Extracted data entries
************
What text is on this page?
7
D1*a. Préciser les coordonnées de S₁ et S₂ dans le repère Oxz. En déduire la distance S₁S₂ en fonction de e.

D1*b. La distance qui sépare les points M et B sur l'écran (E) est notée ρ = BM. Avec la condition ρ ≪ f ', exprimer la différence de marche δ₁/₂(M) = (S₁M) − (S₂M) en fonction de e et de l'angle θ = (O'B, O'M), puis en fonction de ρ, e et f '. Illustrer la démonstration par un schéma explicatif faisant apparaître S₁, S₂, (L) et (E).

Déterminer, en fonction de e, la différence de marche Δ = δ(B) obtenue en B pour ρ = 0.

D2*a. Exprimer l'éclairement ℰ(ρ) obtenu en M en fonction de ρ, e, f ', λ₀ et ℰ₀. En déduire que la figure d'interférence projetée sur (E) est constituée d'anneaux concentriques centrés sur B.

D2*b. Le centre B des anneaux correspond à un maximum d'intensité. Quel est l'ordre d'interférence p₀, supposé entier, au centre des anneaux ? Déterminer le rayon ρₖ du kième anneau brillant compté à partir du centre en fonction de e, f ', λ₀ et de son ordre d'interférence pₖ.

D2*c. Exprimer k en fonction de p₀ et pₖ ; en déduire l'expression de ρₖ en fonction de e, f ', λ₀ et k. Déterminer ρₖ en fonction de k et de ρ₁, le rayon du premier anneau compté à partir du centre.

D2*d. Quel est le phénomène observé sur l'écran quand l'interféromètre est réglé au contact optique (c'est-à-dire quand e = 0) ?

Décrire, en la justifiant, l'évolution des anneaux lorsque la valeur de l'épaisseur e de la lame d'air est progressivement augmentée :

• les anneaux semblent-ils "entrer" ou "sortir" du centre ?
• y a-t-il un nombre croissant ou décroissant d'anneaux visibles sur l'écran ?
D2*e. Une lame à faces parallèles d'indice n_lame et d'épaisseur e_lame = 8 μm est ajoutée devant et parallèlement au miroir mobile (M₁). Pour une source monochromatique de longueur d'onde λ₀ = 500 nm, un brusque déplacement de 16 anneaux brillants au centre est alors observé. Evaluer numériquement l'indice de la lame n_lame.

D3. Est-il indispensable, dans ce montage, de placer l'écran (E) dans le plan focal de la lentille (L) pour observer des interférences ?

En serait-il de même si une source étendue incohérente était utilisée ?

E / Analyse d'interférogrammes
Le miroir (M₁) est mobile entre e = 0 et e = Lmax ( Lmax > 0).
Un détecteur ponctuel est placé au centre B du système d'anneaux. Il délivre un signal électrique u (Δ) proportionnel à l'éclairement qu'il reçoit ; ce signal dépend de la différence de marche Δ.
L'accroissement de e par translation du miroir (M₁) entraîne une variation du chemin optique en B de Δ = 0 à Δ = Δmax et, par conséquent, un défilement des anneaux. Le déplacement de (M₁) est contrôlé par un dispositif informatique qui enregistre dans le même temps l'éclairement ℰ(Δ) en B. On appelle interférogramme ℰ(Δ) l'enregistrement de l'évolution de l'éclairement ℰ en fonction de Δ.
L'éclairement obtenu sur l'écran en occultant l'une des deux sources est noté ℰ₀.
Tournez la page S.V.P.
************
### PROBLEM STATEMENT:
Every line of the listing that holds "page" should be found and copied.

### ANSWER TO THIS EXERCISE:
What text is on this page?
Tournez la page S.V.P.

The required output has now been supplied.